• Data entries
┄┄┄┄┄┄┄┄┄┄
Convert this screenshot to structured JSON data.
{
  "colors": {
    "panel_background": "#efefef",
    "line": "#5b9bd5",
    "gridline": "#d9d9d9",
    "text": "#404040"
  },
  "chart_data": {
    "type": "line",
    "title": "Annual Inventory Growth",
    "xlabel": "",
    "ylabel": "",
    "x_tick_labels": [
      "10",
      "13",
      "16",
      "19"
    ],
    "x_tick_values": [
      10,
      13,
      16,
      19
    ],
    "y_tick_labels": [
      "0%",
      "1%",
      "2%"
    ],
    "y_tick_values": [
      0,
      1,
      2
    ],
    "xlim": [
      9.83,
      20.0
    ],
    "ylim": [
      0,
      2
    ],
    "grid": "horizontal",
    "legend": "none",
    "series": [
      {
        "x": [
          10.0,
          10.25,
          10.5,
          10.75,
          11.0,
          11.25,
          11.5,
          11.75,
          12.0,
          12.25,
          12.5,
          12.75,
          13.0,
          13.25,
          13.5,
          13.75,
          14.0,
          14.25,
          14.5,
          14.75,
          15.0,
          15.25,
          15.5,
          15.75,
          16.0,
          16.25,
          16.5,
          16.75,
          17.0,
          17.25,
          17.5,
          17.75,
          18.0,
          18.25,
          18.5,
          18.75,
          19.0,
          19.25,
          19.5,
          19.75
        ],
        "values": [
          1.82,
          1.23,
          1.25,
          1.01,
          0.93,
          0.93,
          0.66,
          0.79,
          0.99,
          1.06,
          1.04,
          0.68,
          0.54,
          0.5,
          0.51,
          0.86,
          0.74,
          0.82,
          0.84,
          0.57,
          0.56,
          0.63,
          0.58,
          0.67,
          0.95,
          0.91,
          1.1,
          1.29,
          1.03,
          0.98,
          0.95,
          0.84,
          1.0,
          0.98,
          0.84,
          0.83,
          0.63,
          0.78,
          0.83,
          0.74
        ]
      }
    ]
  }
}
┄┄┄┄┄┄┄┄┄┄
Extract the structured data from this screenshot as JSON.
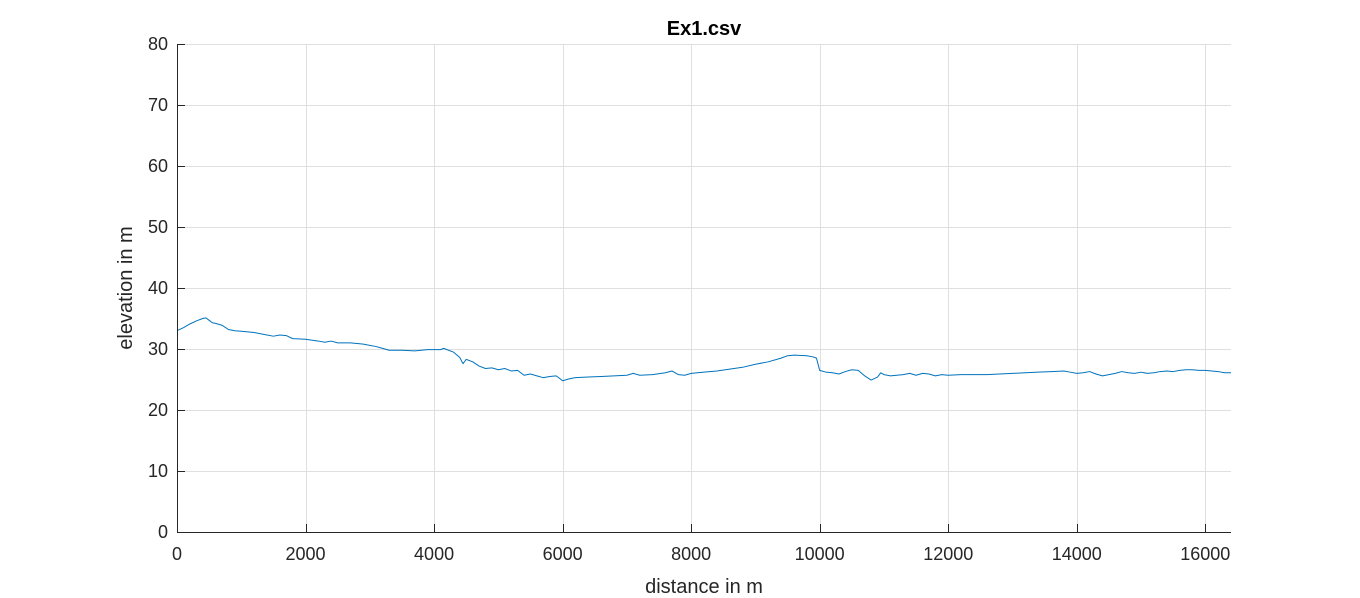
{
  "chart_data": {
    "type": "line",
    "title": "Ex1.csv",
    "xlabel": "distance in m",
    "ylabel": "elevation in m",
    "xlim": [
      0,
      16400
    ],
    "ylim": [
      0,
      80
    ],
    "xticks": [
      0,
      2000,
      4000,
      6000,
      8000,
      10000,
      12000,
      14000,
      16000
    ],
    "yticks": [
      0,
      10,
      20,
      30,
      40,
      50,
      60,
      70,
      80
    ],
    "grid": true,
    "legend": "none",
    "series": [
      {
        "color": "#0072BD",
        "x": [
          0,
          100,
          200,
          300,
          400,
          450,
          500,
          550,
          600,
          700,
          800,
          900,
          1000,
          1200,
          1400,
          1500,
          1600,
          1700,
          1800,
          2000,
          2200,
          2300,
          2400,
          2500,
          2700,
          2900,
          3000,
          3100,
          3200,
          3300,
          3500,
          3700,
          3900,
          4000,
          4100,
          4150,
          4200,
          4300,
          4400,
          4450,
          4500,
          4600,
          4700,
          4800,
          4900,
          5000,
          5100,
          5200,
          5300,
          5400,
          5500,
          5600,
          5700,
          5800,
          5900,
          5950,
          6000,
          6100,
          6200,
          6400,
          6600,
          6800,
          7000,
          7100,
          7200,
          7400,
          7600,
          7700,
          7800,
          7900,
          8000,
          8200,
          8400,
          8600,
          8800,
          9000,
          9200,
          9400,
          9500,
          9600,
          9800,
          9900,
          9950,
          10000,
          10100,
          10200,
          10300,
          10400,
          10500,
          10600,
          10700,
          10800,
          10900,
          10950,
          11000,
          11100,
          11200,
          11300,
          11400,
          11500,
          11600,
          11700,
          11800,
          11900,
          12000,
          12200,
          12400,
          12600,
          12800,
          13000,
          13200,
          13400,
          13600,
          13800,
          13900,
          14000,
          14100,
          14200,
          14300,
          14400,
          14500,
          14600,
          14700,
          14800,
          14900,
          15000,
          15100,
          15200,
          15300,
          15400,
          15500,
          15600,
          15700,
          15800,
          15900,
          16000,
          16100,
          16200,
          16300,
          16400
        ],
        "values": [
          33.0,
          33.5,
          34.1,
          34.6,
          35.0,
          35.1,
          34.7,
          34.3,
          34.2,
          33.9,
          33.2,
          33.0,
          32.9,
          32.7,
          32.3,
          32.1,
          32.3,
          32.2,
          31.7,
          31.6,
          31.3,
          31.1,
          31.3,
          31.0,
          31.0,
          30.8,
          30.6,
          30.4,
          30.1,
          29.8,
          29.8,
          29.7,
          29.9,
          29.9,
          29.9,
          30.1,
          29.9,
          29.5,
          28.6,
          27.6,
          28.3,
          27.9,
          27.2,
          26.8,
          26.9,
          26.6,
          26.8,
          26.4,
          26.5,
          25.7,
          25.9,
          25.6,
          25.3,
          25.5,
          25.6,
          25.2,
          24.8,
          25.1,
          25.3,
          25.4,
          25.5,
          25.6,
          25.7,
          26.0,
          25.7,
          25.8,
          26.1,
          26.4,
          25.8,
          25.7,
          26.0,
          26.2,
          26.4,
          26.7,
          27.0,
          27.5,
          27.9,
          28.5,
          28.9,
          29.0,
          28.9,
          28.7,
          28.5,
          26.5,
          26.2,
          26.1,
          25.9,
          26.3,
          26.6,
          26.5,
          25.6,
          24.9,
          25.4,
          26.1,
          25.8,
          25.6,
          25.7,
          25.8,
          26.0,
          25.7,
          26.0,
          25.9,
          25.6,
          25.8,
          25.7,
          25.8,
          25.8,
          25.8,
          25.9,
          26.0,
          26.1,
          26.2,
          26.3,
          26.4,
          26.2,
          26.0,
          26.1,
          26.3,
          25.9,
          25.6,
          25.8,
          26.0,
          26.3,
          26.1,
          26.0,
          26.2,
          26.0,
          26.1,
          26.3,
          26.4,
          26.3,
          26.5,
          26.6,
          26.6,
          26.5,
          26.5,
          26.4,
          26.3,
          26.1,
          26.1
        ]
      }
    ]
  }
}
┄┄┄┄┄┄┄┄┄┄
• Problem to solve
Count the lines in the records above that contain the word "JSON", and reply with only that number.

• Result for this task
2